• _Aim_
Reproduce the entries below in full, word for word.

_ _ _ _ _ _ _

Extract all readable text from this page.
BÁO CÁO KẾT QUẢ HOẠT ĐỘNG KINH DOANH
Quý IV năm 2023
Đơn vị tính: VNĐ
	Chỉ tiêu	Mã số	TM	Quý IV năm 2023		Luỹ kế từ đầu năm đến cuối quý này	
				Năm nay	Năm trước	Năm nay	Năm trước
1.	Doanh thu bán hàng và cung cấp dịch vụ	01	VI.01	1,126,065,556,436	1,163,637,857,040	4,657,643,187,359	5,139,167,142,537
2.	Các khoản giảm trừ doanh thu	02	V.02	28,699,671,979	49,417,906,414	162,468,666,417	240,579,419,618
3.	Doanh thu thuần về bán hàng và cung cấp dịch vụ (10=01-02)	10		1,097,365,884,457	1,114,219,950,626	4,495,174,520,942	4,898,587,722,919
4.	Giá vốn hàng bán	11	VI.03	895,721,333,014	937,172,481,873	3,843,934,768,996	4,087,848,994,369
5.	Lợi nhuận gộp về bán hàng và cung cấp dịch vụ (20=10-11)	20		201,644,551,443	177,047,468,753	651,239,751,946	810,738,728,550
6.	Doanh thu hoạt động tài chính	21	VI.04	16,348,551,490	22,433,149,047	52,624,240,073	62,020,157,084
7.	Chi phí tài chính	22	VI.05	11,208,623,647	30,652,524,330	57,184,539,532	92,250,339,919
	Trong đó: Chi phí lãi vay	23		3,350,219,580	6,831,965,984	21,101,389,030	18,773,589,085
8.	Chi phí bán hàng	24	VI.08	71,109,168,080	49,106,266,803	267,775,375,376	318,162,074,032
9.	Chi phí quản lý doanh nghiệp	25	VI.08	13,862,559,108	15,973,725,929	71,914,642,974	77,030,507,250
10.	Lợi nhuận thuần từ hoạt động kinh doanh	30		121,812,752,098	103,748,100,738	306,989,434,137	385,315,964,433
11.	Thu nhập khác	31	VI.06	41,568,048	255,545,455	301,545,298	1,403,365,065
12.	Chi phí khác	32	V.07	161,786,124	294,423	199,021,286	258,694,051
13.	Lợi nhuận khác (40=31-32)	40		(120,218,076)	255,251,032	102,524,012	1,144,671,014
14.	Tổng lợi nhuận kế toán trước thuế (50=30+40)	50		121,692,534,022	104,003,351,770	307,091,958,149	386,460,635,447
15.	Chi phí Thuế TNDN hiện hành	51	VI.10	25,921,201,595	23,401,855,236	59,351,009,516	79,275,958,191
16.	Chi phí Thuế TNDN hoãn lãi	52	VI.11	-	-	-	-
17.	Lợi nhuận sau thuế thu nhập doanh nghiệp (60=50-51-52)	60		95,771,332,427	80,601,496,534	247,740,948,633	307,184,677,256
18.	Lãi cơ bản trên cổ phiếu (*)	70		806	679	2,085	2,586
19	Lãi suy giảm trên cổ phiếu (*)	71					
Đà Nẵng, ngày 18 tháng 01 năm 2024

_ _ _ _ _ _ _

• _Solution to this exercise_
Extract all readable text from this page.
BÁO CÁO KẾT QUẢ HOẠT ĐỘNG KINH DOANH
Quý IV năm 2023
Đơn vị tính: VNĐ
	Chỉ tiêu	Mã số	TM	Quý IV năm 2023		Luỹ kế từ đầu năm đến cuối quý này	
				Năm nay	Năm trước	Năm nay	Năm trước
1.	Doanh thu bán hàng và cung cấp dịch vụ	01	VI.01	1,126,065,556,436	1,163,637,857,040	4,657,643,187,359	5,139,167,142,537
2.	Các khoản giảm trừ doanh thu	02	V.02	28,699,671,979	49,417,906,414	162,468,666,417	240,579,419,618
3.	Doanh thu thuần về bán hàng và cung cấp dịch vụ (10=01-02)	10		1,097,365,884,457	1,114,219,950,626	4,495,174,520,942	4,898,587,722,919
4.	Giá vốn hàng bán	11	VI.03	895,721,333,014	937,172,481,873	3,843,934,768,996	4,087,848,994,369
5.	Lợi nhuận gộp về bán hàng và cung cấp dịch vụ (20=10-11)	20		201,644,551,443	177,047,468,753	651,239,751,946	810,738,728,550
6.	Doanh thu hoạt động tài chính	21	VI.04	16,348,551,490	22,433,149,047	52,624,240,073	62,020,157,084
7.	Chi phí tài chính	22	VI.05	11,208,623,647	30,652,524,330	57,184,539,532	92,250,339,919
	Trong đó: Chi phí lãi vay	23		3,350,219,580	6,831,965,984	21,101,389,030	18,773,589,085
8.	Chi phí bán hàng	24	VI.08	71,109,168,080	49,106,266,803	267,775,375,376	318,162,074,032
9.	Chi phí quản lý doanh nghiệp	25	VI.08	13,862,559,108	15,973,725,929	71,914,642,974	77,030,507,250
10.	Lợi nhuận thuần từ hoạt động kinh doanh	30		121,812,752,098	103,748,100,738	306,989,434,137	385,315,964,433
11.	Thu nhập khác	31	VI.06	41,568,048	255,545,455	301,545,298	1,403,365,065
12.	Chi phí khác	32	V.07	161,786,124	294,423	199,021,286	258,694,051
13.	Lợi nhuận khác (40=31-32)	40		(120,218,076)	255,251,032	102,524,012	1,144,671,014
14.	Tổng lợi nhuận kế toán trước thuế (50=30+40)	50		121,692,534,022	104,003,351,770	307,091,958,149	386,460,635,447
15.	Chi phí Thuế TNDN hiện hành	51	VI.10	25,921,201,595	23,401,855,236	59,351,009,516	79,275,958,191
16.	Chi phí Thuế TNDN hoãn lãi	52	VI.11	-	-	-	-
17.	Lợi nhuận sau thuế thu nhập doanh nghiệp (60=50-51-52)	60		95,771,332,427	80,601,496,534	247,740,948,633	307,184,677,256
18.	Lãi cơ bản trên cổ phiếu (*)	70		806	679	2,085	2,586
19	Lãi suy giảm trên cổ phiếu (*)	71					
Đà Nẵng, ngày 18 tháng 01 năm 2024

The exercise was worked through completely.